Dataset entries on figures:
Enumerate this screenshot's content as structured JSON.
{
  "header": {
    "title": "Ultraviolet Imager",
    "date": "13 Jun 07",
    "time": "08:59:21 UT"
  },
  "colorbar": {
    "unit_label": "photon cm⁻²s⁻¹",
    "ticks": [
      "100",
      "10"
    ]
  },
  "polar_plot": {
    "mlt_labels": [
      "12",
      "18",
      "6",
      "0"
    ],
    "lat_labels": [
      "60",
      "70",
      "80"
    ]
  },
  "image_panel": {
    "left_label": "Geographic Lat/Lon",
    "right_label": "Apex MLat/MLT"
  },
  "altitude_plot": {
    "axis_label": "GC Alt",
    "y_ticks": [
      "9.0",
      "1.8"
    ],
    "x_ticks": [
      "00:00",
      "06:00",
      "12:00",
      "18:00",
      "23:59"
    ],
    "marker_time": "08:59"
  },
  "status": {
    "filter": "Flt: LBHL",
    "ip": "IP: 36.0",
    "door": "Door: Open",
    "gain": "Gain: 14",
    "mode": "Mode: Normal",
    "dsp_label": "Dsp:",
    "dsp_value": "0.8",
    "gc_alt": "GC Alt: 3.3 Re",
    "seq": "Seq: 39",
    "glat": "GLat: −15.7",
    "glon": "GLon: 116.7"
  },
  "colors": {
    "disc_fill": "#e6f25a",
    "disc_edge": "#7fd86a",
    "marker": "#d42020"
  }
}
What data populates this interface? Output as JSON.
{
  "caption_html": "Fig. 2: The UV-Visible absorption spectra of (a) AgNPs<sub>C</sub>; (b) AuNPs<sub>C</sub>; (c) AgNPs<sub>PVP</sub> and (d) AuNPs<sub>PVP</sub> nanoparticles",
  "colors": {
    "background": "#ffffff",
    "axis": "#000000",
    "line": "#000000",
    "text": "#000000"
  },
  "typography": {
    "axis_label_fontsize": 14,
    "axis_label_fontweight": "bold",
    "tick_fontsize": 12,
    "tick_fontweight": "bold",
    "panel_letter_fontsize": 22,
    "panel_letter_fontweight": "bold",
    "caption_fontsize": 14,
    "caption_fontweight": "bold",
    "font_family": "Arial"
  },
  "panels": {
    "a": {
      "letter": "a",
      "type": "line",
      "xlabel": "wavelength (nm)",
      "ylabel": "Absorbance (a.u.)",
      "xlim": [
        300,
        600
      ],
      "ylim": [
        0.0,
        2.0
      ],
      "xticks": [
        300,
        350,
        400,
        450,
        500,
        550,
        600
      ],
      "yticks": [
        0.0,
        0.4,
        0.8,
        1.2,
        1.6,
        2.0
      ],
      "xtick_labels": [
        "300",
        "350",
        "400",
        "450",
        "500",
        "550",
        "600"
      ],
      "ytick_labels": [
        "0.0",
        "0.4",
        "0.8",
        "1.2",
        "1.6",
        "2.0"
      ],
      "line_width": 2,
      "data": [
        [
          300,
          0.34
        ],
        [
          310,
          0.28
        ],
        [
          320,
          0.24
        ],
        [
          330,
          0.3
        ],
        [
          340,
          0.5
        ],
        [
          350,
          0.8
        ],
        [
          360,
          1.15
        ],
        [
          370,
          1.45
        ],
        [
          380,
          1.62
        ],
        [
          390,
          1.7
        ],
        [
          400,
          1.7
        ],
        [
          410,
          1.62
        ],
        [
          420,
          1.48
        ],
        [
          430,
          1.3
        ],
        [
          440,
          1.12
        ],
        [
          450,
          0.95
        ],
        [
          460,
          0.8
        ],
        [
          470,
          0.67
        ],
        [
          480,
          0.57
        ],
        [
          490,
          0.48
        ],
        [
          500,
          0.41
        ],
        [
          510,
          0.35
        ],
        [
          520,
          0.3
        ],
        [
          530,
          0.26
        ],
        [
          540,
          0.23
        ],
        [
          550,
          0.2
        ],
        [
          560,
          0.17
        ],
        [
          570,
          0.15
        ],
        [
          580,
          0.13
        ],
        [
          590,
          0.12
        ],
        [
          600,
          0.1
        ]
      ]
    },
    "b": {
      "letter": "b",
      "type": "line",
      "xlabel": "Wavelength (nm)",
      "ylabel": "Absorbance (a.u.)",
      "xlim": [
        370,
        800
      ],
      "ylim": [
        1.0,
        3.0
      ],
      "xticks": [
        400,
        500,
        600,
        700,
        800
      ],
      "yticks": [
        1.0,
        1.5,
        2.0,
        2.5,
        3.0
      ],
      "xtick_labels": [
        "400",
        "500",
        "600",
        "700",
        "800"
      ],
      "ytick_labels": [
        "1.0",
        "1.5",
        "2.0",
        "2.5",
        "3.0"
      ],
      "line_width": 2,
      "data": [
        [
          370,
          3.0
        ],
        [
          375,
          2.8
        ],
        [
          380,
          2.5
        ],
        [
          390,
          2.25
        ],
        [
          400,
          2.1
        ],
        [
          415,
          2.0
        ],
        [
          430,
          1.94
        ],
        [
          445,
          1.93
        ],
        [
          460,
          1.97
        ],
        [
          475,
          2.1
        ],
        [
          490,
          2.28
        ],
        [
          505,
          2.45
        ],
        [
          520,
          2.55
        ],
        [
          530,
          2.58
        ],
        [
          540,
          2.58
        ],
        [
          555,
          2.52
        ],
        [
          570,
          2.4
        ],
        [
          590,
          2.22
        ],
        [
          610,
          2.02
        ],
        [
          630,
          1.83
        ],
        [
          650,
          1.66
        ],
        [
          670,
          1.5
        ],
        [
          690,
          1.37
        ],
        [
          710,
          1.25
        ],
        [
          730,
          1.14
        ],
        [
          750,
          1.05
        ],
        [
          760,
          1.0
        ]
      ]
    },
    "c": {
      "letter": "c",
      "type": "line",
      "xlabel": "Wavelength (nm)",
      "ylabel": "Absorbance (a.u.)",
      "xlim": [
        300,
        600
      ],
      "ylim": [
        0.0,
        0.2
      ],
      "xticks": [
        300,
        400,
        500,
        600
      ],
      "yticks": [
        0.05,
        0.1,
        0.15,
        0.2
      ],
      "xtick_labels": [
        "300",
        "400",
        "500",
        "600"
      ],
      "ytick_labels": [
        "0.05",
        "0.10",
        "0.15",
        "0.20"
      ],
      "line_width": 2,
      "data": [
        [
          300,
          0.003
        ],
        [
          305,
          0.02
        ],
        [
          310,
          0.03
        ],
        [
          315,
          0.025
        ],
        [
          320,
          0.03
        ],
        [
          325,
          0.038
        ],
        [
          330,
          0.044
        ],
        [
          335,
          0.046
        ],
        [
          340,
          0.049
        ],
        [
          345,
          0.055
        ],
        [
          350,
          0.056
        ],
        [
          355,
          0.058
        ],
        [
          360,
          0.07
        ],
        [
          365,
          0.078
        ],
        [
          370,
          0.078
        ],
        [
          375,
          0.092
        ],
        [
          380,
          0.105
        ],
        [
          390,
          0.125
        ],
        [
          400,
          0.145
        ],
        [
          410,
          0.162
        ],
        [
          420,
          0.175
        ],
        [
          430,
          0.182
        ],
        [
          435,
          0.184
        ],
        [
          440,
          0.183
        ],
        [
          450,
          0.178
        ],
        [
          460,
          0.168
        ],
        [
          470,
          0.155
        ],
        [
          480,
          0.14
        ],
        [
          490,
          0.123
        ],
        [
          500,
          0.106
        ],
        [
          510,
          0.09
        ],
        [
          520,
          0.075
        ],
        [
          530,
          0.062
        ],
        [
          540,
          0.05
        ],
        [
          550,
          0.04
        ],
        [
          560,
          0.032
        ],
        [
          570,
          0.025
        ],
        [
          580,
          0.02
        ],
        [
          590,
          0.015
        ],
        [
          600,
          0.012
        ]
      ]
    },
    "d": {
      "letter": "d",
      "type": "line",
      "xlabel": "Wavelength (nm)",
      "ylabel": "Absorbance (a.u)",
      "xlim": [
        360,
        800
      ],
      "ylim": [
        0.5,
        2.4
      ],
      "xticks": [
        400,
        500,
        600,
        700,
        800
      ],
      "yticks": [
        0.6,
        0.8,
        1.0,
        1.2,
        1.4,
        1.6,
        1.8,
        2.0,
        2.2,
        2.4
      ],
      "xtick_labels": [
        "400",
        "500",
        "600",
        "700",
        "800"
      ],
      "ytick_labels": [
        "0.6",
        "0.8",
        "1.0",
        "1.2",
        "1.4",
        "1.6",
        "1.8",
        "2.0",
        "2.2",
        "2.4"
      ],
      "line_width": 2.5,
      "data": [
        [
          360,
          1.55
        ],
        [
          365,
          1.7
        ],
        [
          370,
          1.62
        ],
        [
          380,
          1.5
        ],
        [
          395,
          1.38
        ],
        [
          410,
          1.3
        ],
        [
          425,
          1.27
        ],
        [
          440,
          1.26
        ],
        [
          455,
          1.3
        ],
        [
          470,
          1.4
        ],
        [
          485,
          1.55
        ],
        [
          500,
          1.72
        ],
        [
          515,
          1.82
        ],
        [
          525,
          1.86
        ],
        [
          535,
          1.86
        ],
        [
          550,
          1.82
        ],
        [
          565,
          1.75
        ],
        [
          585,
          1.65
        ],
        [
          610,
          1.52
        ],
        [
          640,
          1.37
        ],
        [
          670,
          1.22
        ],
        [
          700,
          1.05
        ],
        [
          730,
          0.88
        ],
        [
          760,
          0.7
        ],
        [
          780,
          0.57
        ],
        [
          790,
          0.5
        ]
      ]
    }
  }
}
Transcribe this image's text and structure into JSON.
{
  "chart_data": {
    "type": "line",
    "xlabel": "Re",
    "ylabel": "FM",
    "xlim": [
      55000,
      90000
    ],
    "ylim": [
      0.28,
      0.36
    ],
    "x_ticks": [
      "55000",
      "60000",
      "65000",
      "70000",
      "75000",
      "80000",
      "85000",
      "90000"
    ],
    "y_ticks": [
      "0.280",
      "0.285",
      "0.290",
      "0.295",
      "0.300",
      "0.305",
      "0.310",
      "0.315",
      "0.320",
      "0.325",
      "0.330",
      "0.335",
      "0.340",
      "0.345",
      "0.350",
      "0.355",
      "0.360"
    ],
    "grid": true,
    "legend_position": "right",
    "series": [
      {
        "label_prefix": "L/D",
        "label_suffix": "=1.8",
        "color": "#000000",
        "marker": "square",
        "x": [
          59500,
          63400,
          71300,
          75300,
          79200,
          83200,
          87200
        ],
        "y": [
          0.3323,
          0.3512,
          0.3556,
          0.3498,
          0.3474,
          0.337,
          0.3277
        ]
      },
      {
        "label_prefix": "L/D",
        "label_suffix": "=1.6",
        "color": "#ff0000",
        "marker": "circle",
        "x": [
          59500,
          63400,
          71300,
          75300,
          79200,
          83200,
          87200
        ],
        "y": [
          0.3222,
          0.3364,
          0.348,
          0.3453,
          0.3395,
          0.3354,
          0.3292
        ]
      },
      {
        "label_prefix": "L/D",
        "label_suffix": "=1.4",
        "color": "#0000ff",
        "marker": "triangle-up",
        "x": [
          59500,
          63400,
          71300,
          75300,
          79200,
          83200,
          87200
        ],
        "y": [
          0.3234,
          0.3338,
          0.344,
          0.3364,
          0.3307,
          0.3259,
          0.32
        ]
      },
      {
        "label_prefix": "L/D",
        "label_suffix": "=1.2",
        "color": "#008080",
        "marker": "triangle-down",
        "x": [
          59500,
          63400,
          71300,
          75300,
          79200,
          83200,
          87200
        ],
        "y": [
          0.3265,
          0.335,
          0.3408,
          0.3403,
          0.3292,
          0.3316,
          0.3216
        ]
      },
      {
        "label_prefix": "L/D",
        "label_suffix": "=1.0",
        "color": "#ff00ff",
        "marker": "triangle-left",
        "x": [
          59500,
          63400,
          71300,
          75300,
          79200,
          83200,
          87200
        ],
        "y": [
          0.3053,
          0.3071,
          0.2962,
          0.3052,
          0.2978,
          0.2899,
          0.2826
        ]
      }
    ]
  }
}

TASK GOAL –
Go through the records and pull out each line that includes the word "bold".

SOLUTION FOR THIS EXERCISE –
    "axis_label_fontweight": "bold",
    "tick_fontweight": "bold",
    "panel_letter_fontweight": "bold",
    "caption_fontweight": "bold",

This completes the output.